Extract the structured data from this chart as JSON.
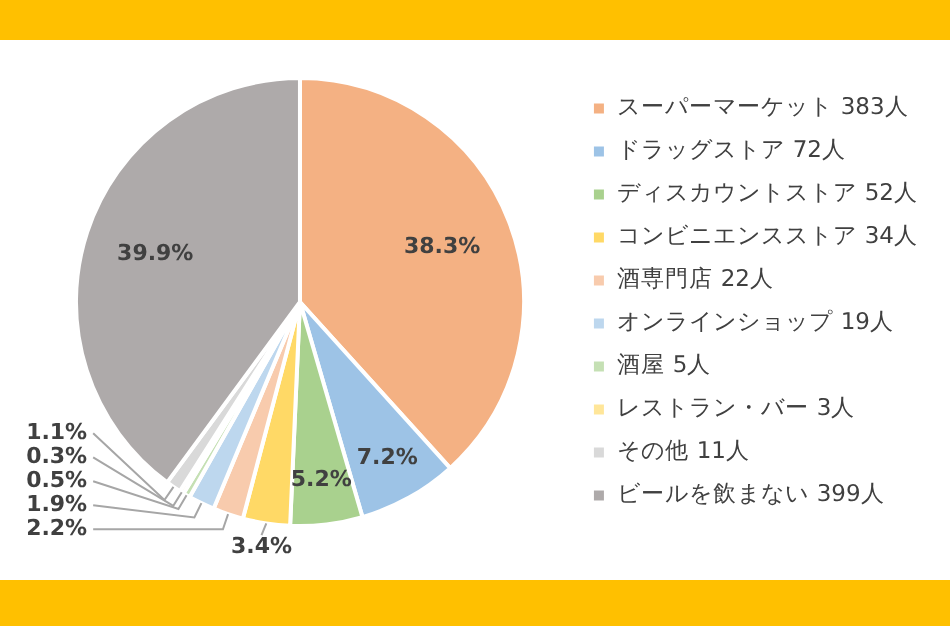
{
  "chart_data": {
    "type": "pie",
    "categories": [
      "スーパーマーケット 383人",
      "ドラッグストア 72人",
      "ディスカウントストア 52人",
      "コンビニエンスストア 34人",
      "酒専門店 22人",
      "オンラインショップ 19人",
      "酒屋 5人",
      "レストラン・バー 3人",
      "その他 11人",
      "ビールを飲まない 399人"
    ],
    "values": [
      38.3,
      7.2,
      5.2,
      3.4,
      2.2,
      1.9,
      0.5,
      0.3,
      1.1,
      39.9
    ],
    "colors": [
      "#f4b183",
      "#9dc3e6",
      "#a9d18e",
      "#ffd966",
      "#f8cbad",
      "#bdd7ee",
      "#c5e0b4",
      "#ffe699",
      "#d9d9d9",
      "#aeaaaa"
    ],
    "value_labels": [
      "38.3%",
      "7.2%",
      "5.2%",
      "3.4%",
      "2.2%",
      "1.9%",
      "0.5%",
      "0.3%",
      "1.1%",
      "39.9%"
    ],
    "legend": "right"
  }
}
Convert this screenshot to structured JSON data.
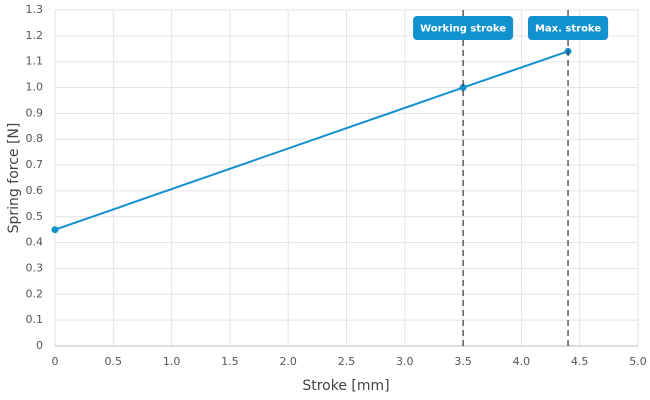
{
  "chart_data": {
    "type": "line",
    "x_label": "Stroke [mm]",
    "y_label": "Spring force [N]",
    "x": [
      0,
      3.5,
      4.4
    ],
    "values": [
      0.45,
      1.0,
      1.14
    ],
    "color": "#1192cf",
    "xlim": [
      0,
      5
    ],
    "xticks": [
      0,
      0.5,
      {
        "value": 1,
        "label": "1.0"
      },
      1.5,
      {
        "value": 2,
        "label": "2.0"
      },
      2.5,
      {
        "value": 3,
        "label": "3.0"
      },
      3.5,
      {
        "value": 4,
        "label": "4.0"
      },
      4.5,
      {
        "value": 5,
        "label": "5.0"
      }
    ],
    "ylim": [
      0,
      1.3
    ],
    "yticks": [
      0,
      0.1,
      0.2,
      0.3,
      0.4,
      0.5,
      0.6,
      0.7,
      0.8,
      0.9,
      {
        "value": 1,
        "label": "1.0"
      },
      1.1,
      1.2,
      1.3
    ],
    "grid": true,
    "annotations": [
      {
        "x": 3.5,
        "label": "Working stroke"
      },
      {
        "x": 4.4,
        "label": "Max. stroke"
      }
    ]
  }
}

┄┄┄┄┄┄

Copy every line in the listing above where the string "JSON" turns up.

Extract the structured data from this chart as JSON.
Convert this screenshot to structured JSON data.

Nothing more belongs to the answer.